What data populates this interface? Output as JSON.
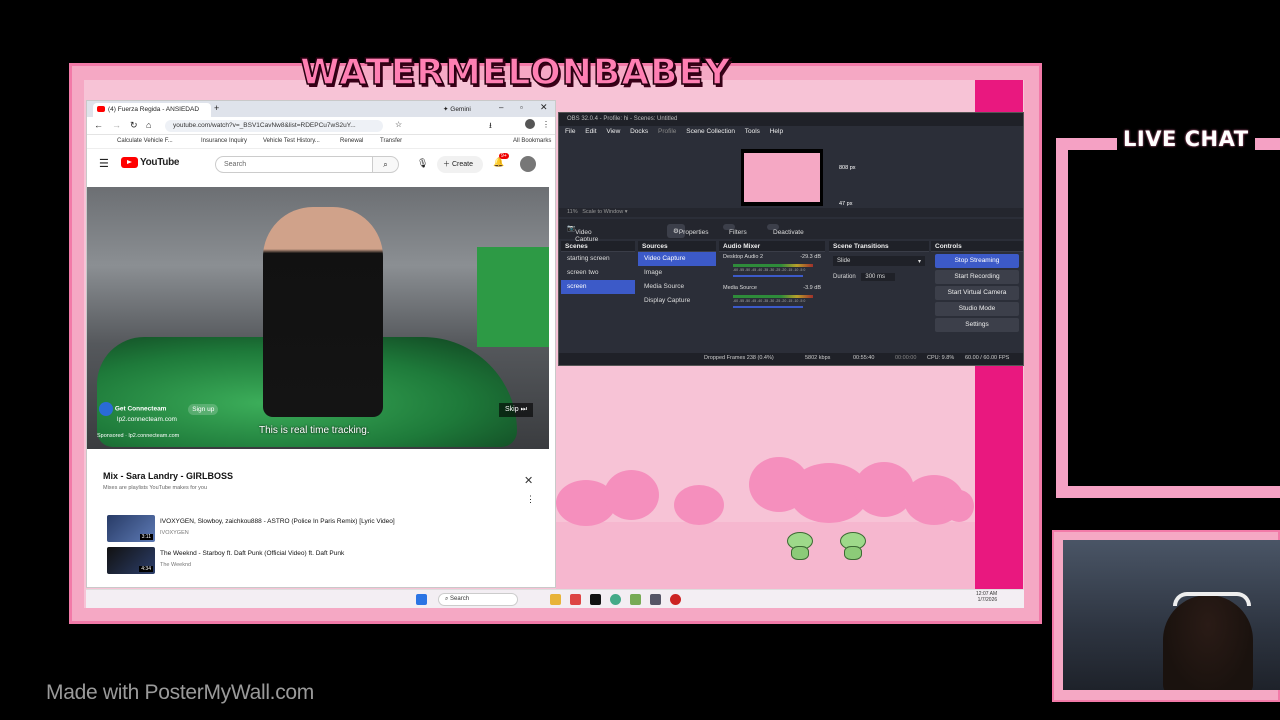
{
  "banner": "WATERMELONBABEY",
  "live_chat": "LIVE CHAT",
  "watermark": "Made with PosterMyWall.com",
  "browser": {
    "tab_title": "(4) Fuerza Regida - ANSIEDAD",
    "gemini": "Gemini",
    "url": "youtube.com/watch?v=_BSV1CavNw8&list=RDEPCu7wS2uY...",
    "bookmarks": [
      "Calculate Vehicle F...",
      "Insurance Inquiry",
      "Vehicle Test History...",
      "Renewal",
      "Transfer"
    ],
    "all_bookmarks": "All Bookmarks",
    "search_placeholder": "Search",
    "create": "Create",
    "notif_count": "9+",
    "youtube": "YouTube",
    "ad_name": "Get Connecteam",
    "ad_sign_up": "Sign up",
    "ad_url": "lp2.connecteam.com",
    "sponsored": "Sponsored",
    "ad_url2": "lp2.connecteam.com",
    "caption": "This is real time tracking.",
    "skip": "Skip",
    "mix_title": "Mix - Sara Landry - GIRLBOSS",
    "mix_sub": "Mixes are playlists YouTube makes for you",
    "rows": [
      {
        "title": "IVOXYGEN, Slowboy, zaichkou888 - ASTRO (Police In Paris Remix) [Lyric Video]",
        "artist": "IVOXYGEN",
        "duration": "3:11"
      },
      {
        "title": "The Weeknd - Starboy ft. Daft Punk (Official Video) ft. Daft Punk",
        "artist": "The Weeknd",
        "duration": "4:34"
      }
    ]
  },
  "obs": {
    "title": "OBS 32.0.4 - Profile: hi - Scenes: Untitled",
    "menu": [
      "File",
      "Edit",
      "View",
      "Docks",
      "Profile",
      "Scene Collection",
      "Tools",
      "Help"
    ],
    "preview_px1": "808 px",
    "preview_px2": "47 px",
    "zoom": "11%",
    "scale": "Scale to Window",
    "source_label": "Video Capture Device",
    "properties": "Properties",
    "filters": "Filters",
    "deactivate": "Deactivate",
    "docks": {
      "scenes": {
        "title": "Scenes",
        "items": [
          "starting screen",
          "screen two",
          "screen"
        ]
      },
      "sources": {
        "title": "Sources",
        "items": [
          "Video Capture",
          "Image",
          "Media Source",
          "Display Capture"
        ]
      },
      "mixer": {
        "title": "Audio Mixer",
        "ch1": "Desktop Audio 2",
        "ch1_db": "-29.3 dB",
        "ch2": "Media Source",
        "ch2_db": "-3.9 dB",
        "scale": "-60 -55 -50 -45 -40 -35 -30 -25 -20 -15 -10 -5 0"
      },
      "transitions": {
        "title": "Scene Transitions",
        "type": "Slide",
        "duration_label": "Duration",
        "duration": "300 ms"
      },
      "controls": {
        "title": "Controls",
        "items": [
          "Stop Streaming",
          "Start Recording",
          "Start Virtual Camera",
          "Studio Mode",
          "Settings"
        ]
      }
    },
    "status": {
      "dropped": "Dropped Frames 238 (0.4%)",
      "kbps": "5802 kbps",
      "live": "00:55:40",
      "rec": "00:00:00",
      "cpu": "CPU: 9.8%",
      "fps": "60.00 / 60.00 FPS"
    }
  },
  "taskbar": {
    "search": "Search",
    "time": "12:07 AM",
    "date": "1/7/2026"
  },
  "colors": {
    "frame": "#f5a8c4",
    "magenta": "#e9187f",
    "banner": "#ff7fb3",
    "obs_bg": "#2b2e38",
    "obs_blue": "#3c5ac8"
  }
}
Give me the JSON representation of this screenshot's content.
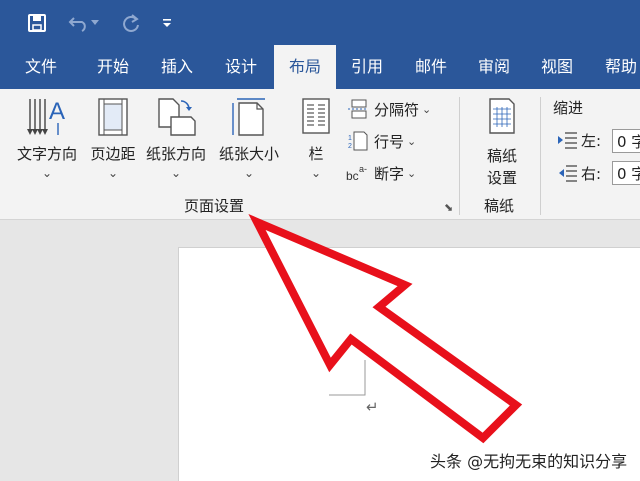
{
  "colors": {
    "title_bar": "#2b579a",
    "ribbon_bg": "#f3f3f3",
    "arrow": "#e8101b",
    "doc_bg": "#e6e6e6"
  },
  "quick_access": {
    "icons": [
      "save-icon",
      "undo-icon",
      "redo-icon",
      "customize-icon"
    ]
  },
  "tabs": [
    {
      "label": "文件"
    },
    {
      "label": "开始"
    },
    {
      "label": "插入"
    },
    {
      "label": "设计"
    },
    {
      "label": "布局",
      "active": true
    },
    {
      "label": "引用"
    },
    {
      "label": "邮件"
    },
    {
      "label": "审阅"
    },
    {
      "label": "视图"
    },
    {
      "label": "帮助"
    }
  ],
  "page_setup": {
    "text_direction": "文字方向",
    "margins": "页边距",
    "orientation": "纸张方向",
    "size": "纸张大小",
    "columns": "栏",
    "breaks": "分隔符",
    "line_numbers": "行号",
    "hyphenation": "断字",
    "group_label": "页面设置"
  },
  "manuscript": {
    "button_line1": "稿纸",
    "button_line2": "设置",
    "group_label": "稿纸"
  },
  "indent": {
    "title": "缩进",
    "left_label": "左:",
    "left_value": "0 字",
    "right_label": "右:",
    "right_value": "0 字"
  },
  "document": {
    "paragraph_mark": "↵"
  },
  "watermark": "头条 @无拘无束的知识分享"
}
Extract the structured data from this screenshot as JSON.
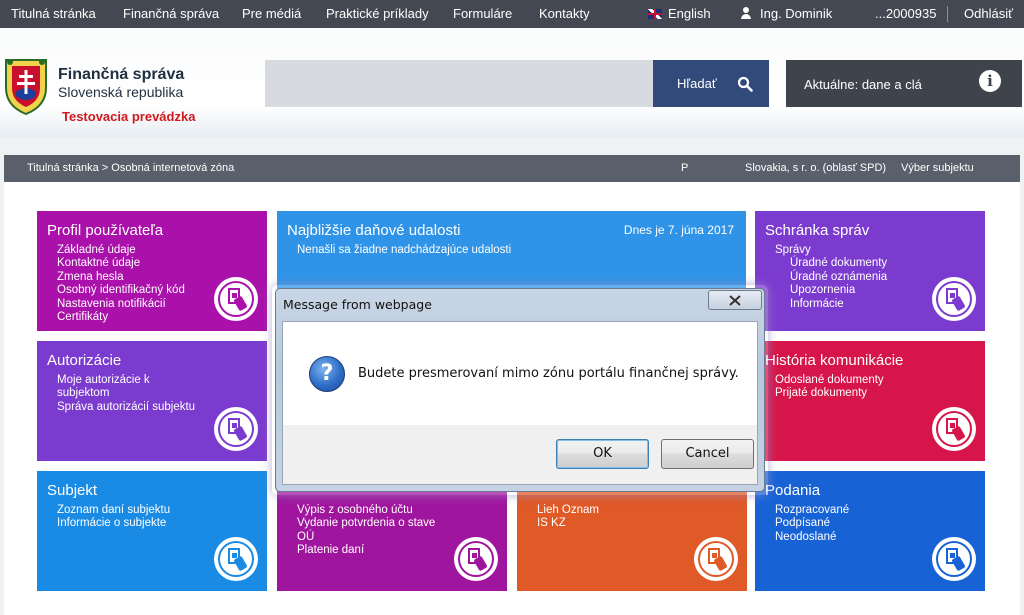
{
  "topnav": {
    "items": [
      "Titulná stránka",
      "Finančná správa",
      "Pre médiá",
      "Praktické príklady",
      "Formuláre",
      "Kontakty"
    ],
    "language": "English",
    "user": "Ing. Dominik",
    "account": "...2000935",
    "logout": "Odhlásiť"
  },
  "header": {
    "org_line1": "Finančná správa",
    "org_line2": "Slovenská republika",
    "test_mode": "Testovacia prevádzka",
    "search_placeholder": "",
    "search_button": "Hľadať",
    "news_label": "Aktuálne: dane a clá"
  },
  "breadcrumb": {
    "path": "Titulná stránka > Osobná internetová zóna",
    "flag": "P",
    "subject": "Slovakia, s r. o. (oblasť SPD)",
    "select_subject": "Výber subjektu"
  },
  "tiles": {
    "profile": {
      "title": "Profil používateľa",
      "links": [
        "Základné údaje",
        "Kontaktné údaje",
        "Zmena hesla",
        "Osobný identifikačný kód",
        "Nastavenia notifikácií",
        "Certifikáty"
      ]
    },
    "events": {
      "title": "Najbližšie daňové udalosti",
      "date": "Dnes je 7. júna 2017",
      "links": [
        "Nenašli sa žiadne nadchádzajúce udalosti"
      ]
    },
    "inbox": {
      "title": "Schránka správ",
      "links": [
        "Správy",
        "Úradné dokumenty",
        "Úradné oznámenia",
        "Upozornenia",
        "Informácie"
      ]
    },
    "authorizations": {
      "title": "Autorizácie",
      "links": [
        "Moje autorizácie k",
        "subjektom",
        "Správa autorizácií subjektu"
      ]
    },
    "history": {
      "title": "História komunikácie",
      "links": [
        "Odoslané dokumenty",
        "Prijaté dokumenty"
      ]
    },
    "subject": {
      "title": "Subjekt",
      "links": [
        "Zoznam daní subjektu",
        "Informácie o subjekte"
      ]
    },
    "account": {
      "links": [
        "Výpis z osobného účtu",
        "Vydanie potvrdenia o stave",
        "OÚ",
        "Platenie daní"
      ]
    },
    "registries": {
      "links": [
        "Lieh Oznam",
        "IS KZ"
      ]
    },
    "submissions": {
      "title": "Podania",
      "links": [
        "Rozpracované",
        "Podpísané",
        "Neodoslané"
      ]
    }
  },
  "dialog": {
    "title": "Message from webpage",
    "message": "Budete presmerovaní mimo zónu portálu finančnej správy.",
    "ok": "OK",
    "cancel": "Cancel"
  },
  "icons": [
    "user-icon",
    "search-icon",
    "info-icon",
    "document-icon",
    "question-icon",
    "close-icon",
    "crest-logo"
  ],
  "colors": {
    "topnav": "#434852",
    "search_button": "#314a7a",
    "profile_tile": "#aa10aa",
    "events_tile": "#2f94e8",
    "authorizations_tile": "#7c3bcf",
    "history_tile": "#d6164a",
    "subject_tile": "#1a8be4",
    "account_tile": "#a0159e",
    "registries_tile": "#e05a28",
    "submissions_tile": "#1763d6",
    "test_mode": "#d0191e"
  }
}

::::

■ **WRITTEN REQUEST**
The records shown above are to be repeated exactly, with the pictures left out.

■ **RESULT**
What data populates this interface? Output as JSON.
{
  "banner": "WATERMELONBABEY",
  "live_chat": "LIVE CHAT",
  "watermark": "Made with PosterMyWall.com",
  "browser": {
    "tab_title": "(4) Fuerza Regida - ANSIEDAD",
    "gemini": "Gemini",
    "url": "youtube.com/watch?v=_BSV1CavNw8&list=RDEPCu7wS2uY...",
    "bookmarks": [
      "Calculate Vehicle F...",
      "Insurance Inquiry",
      "Vehicle Test History...",
      "Renewal",
      "Transfer"
    ],
    "all_bookmarks": "All Bookmarks",
    "search_placeholder": "Search",
    "create": "Create",
    "notif_count": "9+",
    "youtube": "YouTube",
    "ad_name": "Get Connecteam",
    "ad_sign_up": "Sign up",
    "ad_url": "lp2.connecteam.com",
    "sponsored": "Sponsored",
    "ad_url2": "lp2.connecteam.com",
    "caption": "This is real time tracking.",
    "skip": "Skip",
    "mix_title": "Mix - Sara Landry - GIRLBOSS",
    "mix_sub": "Mixes are playlists YouTube makes for you",
    "rows": [
      {
        "title": "IVOXYGEN, Slowboy, zaichkou888 - ASTRO (Police In Paris Remix) [Lyric Video]",
        "artist": "IVOXYGEN",
        "duration": "3:11"
      },
      {
        "title": "The Weeknd - Starboy ft. Daft Punk (Official Video) ft. Daft Punk",
        "artist": "The Weeknd",
        "duration": "4:34"
      }
    ]
  },
  "obs": {
    "title": "OBS 32.0.4 - Profile: hi - Scenes: Untitled",
    "menu": [
      "File",
      "Edit",
      "View",
      "Docks",
      "Profile",
      "Scene Collection",
      "Tools",
      "Help"
    ],
    "preview_px1": "808 px",
    "preview_px2": "47 px",
    "zoom": "11%",
    "scale": "Scale to Window",
    "source_label": "Video Capture Device",
    "properties": "Properties",
    "filters": "Filters",
    "deactivate": "Deactivate",
    "docks": {
      "scenes": {
        "title": "Scenes",
        "items": [
          "starting screen",
          "screen two",
          "screen"
        ]
      },
      "sources": {
        "title": "Sources",
        "items": [
          "Video Capture",
          "Image",
          "Media Source",
          "Display Capture"
        ]
      },
      "mixer": {
        "title": "Audio Mixer",
        "ch1": "Desktop Audio 2",
        "ch1_db": "-29.3 dB",
        "ch2": "Media Source",
        "ch2_db": "-3.9 dB",
        "scale": "-60 -55 -50 -45 -40 -35 -30 -25 -20 -15 -10 -5 0"
      },
      "transitions": {
        "title": "Scene Transitions",
        "type": "Slide",
        "duration_label": "Duration",
        "duration": "300 ms"
      },
      "controls": {
        "title": "Controls",
        "items": [
          "Stop Streaming",
          "Start Recording",
          "Start Virtual Camera",
          "Studio Mode",
          "Settings"
        ]
      }
    },
    "status": {
      "dropped": "Dropped Frames 238 (0.4%)",
      "kbps": "5802 kbps",
      "live": "00:55:40",
      "rec": "00:00:00",
      "cpu": "CPU: 9.8%",
      "fps": "60.00 / 60.00 FPS"
    }
  },
  "taskbar": {
    "search": "Search",
    "time": "12:07 AM",
    "date": "1/7/2026"
  },
  "colors": {
    "frame": "#f5a8c4",
    "magenta": "#e9187f",
    "banner": "#ff7fb3",
    "obs_bg": "#2b2e38",
    "obs_blue": "#3c5ac8"
  }
}
Give me the JSON representation of this screenshot's content.
{
  "colors": {
    "title_bar": "#2b579a",
    "ribbon_bg": "#f3f3f3",
    "arrow": "#e8101b",
    "doc_bg": "#e6e6e6"
  },
  "quick_access": {
    "icons": [
      "save-icon",
      "undo-icon",
      "redo-icon",
      "customize-icon"
    ]
  },
  "tabs": [
    {
      "label": "文件"
    },
    {
      "label": "开始"
    },
    {
      "label": "插入"
    },
    {
      "label": "设计"
    },
    {
      "label": "布局",
      "active": true
    },
    {
      "label": "引用"
    },
    {
      "label": "邮件"
    },
    {
      "label": "审阅"
    },
    {
      "label": "视图"
    },
    {
      "label": "帮助"
    }
  ],
  "page_setup": {
    "text_direction": "文字方向",
    "margins": "页边距",
    "orientation": "纸张方向",
    "size": "纸张大小",
    "columns": "栏",
    "breaks": "分隔符",
    "line_numbers": "行号",
    "hyphenation": "断字",
    "group_label": "页面设置"
  },
  "manuscript": {
    "button_line1": "稿纸",
    "button_line2": "设置",
    "group_label": "稿纸"
  },
  "indent": {
    "title": "缩进",
    "left_label": "左:",
    "left_value": "0 字",
    "right_label": "右:",
    "right_value": "0 字"
  },
  "document": {
    "paragraph_mark": "↵"
  },
  "watermark": "头条 @无拘无束的知识分享"
}
Extract the structured data from this screenshot as JSON.
{
  "topnav": {
    "items": [
      "Titulná stránka",
      "Finančná správa",
      "Pre médiá",
      "Praktické príklady",
      "Formuláre",
      "Kontakty"
    ],
    "language": "English",
    "user": "Ing. Dominik",
    "account": "...2000935",
    "logout": "Odhlásiť"
  },
  "header": {
    "org_line1": "Finančná správa",
    "org_line2": "Slovenská republika",
    "test_mode": "Testovacia prevádzka",
    "search_placeholder": "",
    "search_button": "Hľadať",
    "news_label": "Aktuálne: dane a clá"
  },
  "breadcrumb": {
    "path": "Titulná stránka > Osobná internetová zóna",
    "flag": "P",
    "subject": "Slovakia, s r. o. (oblasť SPD)",
    "select_subject": "Výber subjektu"
  },
  "tiles": {
    "profile": {
      "title": "Profil používateľa",
      "links": [
        "Základné údaje",
        "Kontaktné údaje",
        "Zmena hesla",
        "Osobný identifikačný kód",
        "Nastavenia notifikácií",
        "Certifikáty"
      ]
    },
    "events": {
      "title": "Najbližšie daňové udalosti",
      "date": "Dnes je 7. júna 2017",
      "links": [
        "Nenašli sa žiadne nadchádzajúce udalosti"
      ]
    },
    "inbox": {
      "title": "Schránka správ",
      "links": [
        "Správy",
        "Úradné dokumenty",
        "Úradné oznámenia",
        "Upozornenia",
        "Informácie"
      ]
    },
    "authorizations": {
      "title": "Autorizácie",
      "links": [
        "Moje autorizácie k",
        "subjektom",
        "Správa autorizácií subjektu"
      ]
    },
    "history": {
      "title": "História komunikácie",
      "links": [
        "Odoslané dokumenty",
        "Prijaté dokumenty"
      ]
    },
    "subject": {
      "title": "Subjekt",
      "links": [
        "Zoznam daní subjektu",
        "Informácie o subjekte"
      ]
    },
    "account": {
      "links": [
        "Výpis z osobného účtu",
        "Vydanie potvrdenia o stave",
        "OÚ",
        "Platenie daní"
      ]
    },
    "registries": {
      "links": [
        "Lieh Oznam",
        "IS KZ"
      ]
    },
    "submissions": {
      "title": "Podania",
      "links": [
        "Rozpracované",
        "Podpísané",
        "Neodoslané"
      ]
    }
  },
  "dialog": {
    "title": "Message from webpage",
    "message": "Budete presmerovaní mimo zónu portálu finančnej správy.",
    "ok": "OK",
    "cancel": "Cancel"
  },
  "icons": [
    "user-icon",
    "search-icon",
    "info-icon",
    "document-icon",
    "question-icon",
    "close-icon",
    "crest-logo"
  ],
  "colors": {
    "topnav": "#434852",
    "search_button": "#314a7a",
    "profile_tile": "#aa10aa",
    "events_tile": "#2f94e8",
    "authorizations_tile": "#7c3bcf",
    "history_tile": "#d6164a",
    "subject_tile": "#1a8be4",
    "account_tile": "#a0159e",
    "registries_tile": "#e05a28",
    "submissions_tile": "#1763d6",
    "test_mode": "#d0191e"
  }
}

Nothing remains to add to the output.